═══ Quoted passage ═══

In a busy database environment with larger size databases, the need for real-time data replication is a common occurrence. Applications often need the production data to be replicated in real-time to remote sites for analytics and other critical business operations needs.
DBAs also need to ensure that the data is replicated continuously to the remote sites to meet various requirements. These requirements, though, may not always be to replicate the whole database; there can also be a need to replicate only a subset of the data (like a Table or set of Tables or data from multiple tables using an SQL for analytics, reporting etc.)
In this blog, we will focus on how to replicate tables to remote databases in real-time.
What is Table-Level Replication?
Table-level replication is the mechanism of replicating the data of a specific table or set of tables from one database (source) to another database (target) hosted remotely in a distributed environment. Table level replication ensures table data is distributed continuously and remains consistent across replicated (target) sites.
Why Use Table-Level Replication?
Table level replication is an essential need in larger, complex, highly distributed environments. In my experience, there was always a need to replicate a set of tables from a production database to a data warehousing for reporting purposes. The data has to be replicated continuously to ensure reports are getting the latest data. In critical environments, staleness of the data cannot be tolerated, so, the data changes happening on production must be replicated immediately to the target site. This can be a real challenge for DBA’s having to forecast various factors to ensure an efficient and smooth table replication.

═══ Dataset content ═══

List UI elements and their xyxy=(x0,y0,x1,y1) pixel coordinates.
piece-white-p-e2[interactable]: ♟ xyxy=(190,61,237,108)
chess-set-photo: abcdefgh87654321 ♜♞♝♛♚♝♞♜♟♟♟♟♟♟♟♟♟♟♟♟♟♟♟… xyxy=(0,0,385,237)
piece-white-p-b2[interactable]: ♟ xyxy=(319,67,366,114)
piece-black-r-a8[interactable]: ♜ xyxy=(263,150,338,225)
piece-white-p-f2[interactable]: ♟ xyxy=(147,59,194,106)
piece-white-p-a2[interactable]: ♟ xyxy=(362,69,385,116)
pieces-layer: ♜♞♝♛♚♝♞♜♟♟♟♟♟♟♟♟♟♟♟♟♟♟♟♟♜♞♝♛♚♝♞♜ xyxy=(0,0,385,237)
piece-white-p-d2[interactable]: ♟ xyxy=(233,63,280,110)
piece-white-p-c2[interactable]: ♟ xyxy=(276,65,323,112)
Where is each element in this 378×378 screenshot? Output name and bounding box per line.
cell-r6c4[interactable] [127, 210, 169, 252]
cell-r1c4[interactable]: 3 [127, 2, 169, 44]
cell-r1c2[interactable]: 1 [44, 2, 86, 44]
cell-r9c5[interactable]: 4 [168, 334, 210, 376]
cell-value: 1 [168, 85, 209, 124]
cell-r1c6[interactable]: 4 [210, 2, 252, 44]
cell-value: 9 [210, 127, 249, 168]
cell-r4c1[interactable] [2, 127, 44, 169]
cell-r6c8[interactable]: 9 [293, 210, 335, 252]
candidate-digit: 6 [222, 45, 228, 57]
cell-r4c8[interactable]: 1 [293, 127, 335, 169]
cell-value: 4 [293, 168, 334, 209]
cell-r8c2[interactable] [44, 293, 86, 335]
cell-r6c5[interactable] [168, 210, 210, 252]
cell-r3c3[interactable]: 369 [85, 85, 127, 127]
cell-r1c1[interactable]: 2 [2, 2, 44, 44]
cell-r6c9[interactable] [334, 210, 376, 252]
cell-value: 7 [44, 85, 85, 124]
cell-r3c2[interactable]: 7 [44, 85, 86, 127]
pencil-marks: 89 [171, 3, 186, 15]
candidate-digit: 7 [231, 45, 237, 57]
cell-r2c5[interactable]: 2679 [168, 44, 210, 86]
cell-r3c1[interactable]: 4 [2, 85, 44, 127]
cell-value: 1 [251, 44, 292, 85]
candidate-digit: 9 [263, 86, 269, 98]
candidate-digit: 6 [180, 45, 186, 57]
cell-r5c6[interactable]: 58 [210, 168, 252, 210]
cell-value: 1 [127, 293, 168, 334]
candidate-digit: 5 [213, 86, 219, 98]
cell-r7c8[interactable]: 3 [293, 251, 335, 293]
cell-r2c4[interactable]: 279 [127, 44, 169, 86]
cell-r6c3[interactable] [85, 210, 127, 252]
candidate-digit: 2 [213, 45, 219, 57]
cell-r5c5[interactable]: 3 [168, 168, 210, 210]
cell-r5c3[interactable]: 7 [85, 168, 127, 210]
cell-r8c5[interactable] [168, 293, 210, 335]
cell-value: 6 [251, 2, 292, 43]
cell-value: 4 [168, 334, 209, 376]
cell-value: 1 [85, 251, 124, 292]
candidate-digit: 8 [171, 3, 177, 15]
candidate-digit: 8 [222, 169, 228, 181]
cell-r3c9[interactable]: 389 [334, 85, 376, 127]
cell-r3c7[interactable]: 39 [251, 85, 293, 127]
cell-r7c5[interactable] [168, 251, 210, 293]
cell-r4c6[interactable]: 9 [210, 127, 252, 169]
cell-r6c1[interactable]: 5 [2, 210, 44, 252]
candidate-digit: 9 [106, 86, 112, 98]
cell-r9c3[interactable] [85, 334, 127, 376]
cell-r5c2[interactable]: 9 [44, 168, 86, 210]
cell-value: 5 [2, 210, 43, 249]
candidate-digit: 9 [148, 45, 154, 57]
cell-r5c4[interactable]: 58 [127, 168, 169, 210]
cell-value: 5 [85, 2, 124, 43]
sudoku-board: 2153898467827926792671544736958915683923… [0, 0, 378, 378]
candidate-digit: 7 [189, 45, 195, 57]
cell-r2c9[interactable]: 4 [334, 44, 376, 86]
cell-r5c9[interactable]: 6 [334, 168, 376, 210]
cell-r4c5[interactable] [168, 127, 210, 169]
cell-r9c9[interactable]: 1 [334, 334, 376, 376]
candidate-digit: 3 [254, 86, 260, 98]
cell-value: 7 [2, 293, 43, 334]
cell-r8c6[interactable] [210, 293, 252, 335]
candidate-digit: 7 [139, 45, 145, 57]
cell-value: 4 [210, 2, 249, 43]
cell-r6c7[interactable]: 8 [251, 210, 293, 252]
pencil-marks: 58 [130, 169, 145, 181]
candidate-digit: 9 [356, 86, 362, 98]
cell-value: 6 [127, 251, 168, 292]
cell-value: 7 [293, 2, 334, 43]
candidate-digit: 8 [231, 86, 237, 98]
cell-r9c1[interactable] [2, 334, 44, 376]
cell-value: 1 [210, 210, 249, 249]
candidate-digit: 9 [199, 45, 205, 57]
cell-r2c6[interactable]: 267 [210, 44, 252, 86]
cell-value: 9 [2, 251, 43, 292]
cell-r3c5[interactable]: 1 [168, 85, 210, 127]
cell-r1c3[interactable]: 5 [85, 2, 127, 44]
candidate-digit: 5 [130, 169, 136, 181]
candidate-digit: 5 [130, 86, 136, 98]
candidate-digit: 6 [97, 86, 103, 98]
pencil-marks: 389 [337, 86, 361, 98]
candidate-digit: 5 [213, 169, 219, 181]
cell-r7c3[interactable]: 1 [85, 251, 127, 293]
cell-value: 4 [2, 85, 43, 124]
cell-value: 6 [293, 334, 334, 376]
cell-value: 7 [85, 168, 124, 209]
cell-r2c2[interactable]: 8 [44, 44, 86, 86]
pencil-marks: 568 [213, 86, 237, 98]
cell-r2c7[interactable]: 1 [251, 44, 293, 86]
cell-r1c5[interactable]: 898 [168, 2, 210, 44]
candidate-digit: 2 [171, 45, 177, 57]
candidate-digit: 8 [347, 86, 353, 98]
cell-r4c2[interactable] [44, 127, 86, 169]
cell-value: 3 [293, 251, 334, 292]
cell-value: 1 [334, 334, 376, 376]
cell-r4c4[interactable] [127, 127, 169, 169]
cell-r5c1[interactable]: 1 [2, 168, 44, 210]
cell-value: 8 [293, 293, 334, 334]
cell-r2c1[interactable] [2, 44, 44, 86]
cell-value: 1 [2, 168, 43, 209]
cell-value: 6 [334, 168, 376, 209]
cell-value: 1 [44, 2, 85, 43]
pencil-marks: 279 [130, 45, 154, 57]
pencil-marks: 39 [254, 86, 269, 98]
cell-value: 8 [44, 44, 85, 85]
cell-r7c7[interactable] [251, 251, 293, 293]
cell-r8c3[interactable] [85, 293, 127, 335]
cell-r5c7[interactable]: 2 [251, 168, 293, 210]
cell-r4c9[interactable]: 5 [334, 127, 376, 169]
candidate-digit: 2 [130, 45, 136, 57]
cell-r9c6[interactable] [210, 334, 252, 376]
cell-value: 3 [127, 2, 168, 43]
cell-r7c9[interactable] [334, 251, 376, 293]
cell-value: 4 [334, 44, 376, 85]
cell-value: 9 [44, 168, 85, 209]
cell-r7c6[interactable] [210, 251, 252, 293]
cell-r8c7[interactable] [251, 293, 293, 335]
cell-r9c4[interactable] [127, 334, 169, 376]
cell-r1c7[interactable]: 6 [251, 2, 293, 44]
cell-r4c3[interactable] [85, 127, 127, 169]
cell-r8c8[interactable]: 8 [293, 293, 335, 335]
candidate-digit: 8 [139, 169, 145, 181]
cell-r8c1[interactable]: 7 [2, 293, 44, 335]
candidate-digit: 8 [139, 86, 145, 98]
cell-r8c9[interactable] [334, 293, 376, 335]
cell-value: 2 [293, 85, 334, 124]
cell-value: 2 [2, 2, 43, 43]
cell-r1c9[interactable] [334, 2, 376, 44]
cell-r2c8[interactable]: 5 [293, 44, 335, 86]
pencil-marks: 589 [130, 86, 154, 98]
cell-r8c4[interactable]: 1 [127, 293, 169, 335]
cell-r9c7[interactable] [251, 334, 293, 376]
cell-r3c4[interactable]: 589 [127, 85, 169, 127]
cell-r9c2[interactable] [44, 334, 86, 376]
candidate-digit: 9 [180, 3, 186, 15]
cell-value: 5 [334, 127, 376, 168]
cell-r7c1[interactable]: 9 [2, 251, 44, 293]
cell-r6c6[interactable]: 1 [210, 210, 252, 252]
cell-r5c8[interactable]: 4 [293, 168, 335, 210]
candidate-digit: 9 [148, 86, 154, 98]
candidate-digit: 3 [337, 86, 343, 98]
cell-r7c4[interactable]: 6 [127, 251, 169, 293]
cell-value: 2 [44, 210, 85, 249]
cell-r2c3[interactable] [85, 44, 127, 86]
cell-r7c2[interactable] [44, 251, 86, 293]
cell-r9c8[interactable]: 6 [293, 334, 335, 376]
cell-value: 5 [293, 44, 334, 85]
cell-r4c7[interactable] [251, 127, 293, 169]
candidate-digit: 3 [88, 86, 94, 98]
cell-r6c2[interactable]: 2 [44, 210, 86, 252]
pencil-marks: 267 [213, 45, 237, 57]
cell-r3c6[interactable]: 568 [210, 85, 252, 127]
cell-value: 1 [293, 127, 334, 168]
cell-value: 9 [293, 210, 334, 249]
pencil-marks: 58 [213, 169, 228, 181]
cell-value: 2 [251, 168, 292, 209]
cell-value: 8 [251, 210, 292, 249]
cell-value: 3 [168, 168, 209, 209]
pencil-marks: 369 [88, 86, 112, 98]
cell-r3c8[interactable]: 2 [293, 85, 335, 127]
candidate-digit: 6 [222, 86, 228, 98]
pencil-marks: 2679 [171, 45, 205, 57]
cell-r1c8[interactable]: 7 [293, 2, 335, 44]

═══

▶ **Objective A**
Write out the part of the table-level replication text from "DBAs also need" to "is Table-Level Replication?".
▶ **Objective B**
List the kinds of data subset that the table-level replication text gives in parentheses as alternatives to replicating the whole database.
The material comes from a different source than the table-level replication text.

▶ **Correct response A**
DBAs also need to ensure that the data is replicated continuously to the remote sites to meet various requirements. These requirements, though, may not always be to replicate the whole database; there can also be a need to replicate only a subset of the data (like a Table or set of Tables or data from multiple tables using an SQL for analytics, reporting etc.)
In this blog, we will focus on how to replicate tables to remote databases in real-time.
What is Table-Level Replication?

▶ **Correct response B**
- A table
- A set of tables
- Data from multiple tables using an SQL